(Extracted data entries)
** Start **

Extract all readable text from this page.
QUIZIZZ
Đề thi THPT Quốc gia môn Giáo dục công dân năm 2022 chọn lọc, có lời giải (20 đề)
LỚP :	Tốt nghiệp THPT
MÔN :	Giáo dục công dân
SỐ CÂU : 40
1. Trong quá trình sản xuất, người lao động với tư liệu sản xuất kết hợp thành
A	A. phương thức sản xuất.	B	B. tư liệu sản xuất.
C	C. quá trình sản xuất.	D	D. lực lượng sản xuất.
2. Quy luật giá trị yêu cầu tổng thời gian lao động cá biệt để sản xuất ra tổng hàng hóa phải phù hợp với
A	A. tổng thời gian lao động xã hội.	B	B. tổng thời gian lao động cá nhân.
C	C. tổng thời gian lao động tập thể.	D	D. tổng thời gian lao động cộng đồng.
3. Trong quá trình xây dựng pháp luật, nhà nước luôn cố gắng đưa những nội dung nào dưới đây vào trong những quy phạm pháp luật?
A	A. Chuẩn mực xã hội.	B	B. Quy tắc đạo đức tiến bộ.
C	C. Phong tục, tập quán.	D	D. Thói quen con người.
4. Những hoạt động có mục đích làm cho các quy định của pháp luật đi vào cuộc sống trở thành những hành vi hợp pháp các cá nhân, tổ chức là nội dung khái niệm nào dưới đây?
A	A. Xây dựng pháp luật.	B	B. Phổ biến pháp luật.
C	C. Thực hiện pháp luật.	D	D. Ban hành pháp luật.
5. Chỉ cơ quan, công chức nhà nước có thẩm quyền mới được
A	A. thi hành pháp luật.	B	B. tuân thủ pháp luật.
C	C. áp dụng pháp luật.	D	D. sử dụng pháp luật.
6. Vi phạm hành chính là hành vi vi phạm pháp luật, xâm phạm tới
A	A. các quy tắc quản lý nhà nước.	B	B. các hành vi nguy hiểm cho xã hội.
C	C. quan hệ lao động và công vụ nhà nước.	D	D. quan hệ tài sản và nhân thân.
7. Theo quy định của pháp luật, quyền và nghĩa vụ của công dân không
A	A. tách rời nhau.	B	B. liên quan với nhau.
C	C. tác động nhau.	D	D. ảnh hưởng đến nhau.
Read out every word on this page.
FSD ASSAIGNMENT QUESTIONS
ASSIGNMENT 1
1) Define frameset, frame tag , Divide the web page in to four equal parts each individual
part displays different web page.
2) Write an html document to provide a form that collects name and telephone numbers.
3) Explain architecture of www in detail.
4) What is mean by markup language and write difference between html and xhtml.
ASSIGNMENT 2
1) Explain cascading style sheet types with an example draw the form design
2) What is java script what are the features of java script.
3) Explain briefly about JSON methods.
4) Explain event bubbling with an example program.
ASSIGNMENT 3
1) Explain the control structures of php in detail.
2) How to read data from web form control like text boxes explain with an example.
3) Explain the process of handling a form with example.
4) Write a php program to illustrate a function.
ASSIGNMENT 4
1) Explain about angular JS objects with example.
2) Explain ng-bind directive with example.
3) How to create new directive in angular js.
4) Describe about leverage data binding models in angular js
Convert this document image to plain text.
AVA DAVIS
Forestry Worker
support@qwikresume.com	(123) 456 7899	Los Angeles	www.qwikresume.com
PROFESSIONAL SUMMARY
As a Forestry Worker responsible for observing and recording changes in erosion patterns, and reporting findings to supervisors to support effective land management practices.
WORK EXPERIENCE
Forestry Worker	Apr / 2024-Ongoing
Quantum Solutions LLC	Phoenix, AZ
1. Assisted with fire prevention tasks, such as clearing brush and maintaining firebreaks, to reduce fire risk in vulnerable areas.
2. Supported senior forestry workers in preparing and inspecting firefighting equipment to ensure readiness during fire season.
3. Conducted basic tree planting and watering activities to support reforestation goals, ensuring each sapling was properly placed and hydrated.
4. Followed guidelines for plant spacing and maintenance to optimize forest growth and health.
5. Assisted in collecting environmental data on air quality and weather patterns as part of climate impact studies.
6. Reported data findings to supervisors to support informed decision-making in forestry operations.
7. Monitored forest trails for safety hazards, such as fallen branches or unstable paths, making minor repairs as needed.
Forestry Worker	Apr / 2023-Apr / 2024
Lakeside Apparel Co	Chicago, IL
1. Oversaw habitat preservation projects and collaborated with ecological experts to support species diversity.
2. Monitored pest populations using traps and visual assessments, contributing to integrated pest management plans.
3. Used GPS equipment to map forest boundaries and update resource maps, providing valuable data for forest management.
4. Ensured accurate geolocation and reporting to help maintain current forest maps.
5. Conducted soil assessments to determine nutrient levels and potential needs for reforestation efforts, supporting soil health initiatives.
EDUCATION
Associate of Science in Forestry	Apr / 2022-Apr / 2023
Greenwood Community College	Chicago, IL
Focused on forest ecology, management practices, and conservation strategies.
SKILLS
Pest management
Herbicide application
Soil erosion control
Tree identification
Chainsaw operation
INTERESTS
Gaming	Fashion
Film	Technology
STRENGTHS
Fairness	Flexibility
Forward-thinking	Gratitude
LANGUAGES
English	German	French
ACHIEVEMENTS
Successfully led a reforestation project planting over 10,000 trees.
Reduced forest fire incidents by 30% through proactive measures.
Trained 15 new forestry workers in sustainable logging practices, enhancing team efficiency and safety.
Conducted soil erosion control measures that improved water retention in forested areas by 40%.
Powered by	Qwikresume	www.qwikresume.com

** End **

Required work: Filter lines by "định" and return each hit.

Result for this task:
4. Những hoạt động có mục đích làm cho các quy định của pháp luật đi vào cuộc sống trở thành những hành vi hợp pháp các cá nhân, tổ chức là nội dung khái niệm nào dưới đây?
7. Theo quy định của pháp luật, quyền và nghĩa vụ của công dân không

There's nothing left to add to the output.